Stated task
Each entry below is to be given again word for word, with no pictures.

Data in this exercise
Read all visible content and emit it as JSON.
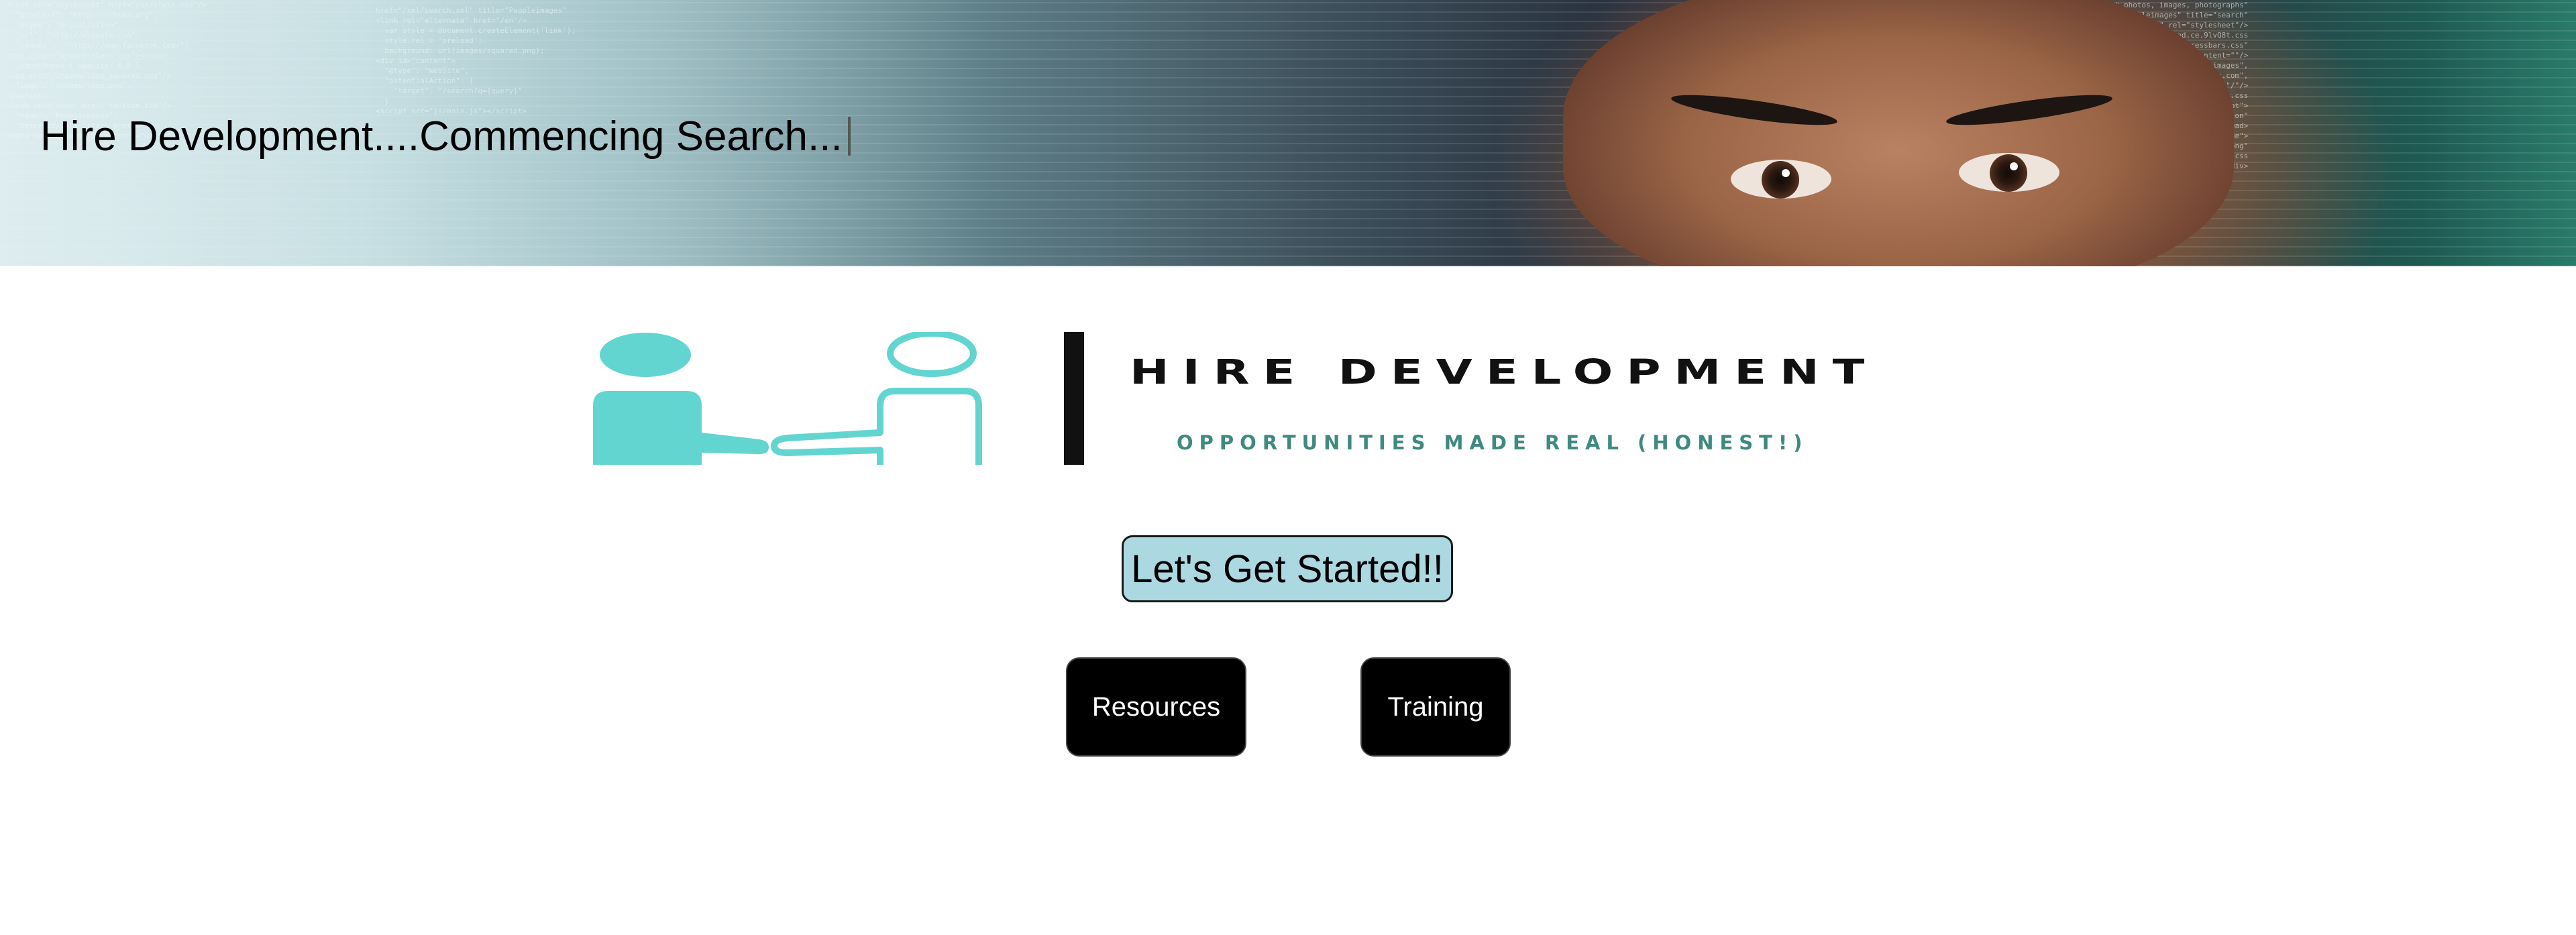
{
  "hero": {
    "typed_text": "Hire Development....Commencing Search..."
  },
  "logo": {
    "title": "HIRE DEVELOPMENT",
    "tagline": "OPPORTUNITIES MADE REAL (HONEST!)",
    "accent_color": "#63d5d1",
    "tagline_color": "#3f8a80"
  },
  "cta": {
    "label": "Let's Get Started!!",
    "color": "#acd8e2"
  },
  "nav": {
    "resources_label": "Resources",
    "training_label": "Training"
  }
}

Worked answer
Read all visible content and emit it as JSON.
{
  "hero": {
    "typed_text": "Hire Development....Commencing Search..."
  },
  "logo": {
    "title": "HIRE DEVELOPMENT",
    "tagline": "OPPORTUNITIES MADE REAL (HONEST!)",
    "accent_color": "#63d5d1",
    "tagline_color": "#3f8a80"
  },
  "cta": {
    "label": "Let's Get Started!!",
    "color": "#acd8e2"
  },
  "nav": {
    "resources_label": "Resources",
    "training_label": "Training"
  }
}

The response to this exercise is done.